• Rows

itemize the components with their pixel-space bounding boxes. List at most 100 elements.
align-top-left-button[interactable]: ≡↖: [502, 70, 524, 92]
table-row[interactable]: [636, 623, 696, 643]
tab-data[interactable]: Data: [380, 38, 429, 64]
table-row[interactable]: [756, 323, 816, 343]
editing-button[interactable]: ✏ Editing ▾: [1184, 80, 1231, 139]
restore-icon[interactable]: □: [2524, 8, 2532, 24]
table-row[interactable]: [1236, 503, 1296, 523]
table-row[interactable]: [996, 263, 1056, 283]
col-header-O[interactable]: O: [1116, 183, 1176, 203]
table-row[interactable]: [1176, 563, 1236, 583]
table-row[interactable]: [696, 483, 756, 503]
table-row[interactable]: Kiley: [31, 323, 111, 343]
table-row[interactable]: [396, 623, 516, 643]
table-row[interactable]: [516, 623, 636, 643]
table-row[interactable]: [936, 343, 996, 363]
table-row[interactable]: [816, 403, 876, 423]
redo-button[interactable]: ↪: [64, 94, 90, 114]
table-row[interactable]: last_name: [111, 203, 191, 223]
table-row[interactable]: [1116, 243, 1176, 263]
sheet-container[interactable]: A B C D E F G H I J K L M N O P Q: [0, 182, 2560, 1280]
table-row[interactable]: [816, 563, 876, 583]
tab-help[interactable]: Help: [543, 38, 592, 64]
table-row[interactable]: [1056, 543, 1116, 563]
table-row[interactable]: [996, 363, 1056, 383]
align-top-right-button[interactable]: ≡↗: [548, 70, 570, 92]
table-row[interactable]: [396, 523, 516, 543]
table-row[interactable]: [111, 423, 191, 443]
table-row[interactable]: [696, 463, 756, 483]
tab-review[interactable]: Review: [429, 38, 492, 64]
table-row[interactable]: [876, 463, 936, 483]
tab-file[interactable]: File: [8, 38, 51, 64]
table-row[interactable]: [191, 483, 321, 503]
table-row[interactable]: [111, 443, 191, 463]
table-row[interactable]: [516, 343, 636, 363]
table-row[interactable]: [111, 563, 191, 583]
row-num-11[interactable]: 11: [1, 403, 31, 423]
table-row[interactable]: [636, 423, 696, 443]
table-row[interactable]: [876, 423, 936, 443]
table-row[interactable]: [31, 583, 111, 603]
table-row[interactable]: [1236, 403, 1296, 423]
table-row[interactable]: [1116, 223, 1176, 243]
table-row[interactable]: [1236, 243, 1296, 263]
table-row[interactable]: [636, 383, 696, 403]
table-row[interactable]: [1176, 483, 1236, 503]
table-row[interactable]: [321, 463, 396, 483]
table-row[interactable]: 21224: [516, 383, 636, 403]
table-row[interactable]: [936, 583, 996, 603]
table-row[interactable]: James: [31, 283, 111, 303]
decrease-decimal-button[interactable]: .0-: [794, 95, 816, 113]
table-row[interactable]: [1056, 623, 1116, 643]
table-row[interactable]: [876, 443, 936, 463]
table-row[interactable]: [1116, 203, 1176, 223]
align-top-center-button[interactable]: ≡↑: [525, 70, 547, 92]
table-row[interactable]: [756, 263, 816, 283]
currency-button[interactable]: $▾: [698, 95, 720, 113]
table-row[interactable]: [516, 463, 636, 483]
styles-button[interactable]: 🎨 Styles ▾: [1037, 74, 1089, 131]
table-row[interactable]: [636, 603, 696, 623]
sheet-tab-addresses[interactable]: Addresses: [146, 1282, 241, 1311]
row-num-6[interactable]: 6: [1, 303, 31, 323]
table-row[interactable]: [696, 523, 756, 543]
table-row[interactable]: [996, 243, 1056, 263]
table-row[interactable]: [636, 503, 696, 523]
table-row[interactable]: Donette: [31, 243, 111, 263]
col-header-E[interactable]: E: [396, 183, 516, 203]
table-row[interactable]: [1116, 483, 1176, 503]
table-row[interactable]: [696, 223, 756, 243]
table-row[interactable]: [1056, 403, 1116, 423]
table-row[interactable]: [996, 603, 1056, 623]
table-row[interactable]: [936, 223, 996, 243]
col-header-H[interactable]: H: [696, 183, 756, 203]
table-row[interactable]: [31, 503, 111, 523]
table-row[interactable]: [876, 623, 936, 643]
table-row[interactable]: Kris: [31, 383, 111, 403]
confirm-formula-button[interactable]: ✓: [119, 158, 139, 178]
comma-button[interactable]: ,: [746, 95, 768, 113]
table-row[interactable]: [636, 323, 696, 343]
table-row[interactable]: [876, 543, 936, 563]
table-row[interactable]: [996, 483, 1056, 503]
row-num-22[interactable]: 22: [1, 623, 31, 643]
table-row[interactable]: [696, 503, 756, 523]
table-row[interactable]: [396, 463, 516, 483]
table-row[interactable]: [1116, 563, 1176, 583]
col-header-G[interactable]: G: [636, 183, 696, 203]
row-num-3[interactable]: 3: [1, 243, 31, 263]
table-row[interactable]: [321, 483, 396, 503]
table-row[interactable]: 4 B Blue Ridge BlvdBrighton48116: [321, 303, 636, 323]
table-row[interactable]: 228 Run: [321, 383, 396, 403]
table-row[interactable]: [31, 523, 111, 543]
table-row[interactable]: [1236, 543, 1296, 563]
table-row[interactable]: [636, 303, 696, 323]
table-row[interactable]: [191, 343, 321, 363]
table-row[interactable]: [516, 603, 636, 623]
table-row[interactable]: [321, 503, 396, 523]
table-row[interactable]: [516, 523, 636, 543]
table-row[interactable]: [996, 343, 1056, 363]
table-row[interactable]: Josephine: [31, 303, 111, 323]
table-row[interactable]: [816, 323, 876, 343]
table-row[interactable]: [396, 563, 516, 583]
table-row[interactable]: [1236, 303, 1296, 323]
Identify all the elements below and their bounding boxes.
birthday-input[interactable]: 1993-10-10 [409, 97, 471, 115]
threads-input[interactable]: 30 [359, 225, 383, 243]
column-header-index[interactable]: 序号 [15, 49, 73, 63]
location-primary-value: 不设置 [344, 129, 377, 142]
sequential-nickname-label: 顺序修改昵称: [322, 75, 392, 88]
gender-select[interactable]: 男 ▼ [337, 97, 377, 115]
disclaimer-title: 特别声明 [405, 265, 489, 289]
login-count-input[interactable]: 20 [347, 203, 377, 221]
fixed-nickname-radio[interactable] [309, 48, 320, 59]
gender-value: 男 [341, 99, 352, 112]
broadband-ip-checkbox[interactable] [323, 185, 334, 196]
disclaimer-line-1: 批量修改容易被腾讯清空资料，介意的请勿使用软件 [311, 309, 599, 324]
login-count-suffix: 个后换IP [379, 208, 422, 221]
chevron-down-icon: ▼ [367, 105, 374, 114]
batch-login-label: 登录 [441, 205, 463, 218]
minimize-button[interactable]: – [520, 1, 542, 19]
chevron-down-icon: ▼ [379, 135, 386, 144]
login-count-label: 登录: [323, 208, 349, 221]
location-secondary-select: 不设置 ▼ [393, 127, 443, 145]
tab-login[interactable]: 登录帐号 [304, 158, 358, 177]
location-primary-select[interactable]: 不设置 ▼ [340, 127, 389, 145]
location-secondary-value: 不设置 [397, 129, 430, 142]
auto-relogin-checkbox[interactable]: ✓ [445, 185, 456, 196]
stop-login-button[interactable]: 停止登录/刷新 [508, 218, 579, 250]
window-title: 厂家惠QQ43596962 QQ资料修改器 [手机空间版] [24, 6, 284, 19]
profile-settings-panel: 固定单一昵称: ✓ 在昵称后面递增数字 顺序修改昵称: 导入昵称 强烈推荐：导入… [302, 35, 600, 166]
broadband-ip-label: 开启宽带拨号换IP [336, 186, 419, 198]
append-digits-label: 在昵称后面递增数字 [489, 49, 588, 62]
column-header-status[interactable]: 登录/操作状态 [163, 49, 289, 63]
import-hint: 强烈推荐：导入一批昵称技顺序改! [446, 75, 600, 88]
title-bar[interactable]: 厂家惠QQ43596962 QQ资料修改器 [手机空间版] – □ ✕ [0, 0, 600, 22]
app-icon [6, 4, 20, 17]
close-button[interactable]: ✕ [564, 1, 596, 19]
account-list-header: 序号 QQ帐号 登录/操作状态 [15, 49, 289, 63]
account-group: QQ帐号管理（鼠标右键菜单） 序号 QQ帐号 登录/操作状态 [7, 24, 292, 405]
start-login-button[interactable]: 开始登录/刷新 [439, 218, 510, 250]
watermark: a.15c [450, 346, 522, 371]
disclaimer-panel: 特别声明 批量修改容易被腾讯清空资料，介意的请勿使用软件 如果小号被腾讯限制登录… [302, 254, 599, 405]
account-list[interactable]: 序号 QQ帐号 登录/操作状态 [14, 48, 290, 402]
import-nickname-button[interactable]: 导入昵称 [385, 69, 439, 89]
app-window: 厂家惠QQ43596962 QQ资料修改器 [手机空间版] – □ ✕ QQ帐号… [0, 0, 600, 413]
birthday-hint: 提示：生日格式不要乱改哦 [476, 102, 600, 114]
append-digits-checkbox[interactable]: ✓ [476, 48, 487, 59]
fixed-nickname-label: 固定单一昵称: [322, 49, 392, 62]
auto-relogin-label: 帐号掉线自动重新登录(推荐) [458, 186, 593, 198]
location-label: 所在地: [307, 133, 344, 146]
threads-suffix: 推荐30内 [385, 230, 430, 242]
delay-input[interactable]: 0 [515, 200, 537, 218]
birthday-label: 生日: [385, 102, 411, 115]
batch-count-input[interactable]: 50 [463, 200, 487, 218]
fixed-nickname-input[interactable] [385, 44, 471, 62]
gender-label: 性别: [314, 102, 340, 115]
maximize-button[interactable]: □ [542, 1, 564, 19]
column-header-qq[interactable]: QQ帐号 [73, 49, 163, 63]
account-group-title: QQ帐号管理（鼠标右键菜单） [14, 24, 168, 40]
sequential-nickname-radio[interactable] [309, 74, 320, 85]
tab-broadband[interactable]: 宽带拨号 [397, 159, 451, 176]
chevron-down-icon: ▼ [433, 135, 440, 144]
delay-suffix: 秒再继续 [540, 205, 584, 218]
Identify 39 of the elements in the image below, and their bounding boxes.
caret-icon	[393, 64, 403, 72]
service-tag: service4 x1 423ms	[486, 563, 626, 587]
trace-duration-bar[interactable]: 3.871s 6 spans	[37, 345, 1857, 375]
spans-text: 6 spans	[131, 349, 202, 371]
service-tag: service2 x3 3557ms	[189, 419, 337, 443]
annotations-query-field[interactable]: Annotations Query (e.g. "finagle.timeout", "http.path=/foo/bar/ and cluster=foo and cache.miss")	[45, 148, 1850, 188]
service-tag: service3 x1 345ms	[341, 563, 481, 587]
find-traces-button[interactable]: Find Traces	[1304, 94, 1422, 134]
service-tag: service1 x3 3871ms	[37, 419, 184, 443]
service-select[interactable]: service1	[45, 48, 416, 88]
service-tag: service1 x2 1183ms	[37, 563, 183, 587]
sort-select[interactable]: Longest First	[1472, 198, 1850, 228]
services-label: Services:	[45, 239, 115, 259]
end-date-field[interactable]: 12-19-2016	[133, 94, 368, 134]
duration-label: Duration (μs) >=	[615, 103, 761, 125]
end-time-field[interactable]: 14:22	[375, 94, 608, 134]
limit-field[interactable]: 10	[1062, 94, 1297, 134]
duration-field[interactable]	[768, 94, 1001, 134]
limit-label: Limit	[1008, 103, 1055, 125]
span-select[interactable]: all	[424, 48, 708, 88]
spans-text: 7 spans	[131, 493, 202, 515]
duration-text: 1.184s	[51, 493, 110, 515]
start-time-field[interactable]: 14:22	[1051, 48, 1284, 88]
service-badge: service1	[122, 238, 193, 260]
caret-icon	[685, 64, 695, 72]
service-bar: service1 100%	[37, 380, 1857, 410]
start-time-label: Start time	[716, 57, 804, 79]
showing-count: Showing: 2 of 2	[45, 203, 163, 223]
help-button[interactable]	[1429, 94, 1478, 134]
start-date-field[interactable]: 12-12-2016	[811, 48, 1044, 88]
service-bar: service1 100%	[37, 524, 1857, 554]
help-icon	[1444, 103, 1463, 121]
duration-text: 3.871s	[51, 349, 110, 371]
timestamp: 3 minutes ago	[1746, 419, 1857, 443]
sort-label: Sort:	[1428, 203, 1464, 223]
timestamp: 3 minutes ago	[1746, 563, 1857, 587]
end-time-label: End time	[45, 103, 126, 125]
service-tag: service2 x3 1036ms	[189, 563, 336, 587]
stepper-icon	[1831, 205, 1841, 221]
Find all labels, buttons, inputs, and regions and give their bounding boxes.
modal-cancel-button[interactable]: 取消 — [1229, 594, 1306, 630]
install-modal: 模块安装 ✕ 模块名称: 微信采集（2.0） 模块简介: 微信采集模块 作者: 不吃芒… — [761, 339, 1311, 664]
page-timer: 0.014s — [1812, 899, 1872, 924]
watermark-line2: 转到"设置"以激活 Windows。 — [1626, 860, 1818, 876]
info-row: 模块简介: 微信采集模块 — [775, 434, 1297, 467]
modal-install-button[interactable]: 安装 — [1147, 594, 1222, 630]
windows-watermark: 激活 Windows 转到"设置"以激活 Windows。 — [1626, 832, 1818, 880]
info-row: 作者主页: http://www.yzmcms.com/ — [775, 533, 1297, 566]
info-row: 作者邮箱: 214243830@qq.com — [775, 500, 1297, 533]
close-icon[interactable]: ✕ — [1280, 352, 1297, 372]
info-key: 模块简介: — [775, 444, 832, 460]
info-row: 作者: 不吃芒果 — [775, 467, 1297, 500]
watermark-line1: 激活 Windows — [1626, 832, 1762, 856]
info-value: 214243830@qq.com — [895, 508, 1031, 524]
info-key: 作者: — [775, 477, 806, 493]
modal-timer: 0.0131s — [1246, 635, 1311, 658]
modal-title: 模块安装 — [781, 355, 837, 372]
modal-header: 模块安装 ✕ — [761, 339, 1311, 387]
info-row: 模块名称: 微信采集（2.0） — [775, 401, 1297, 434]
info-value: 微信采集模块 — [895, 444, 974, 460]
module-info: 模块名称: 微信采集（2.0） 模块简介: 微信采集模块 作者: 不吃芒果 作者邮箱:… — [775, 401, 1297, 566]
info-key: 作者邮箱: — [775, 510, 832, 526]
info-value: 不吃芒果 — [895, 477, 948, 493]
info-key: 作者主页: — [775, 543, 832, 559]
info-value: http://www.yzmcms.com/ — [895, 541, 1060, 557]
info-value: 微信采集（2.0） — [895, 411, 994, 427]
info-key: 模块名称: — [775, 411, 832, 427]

• Prompt
Reproduce verbatim everything from the very start of the items above down to the line that contains "table-row[interactable]: Kiley: [31, 323, 111, 343]", including that line.

• Solution below
itemize the components with their pixel-space bounding boxes. List at most 100 elements.
align-top-left-button[interactable]: ≡↖: [502, 70, 524, 92]
table-row[interactable]: [636, 623, 696, 643]
tab-data[interactable]: Data: [380, 38, 429, 64]
table-row[interactable]: [756, 323, 816, 343]
editing-button[interactable]: ✏ Editing ▾: [1184, 80, 1231, 139]
restore-icon[interactable]: □: [2524, 8, 2532, 24]
table-row[interactable]: [1236, 503, 1296, 523]
table-row[interactable]: [996, 263, 1056, 283]
col-header-O[interactable]: O: [1116, 183, 1176, 203]
table-row[interactable]: [1176, 563, 1236, 583]
table-row[interactable]: [696, 483, 756, 503]
table-row[interactable]: Kiley: [31, 323, 111, 343]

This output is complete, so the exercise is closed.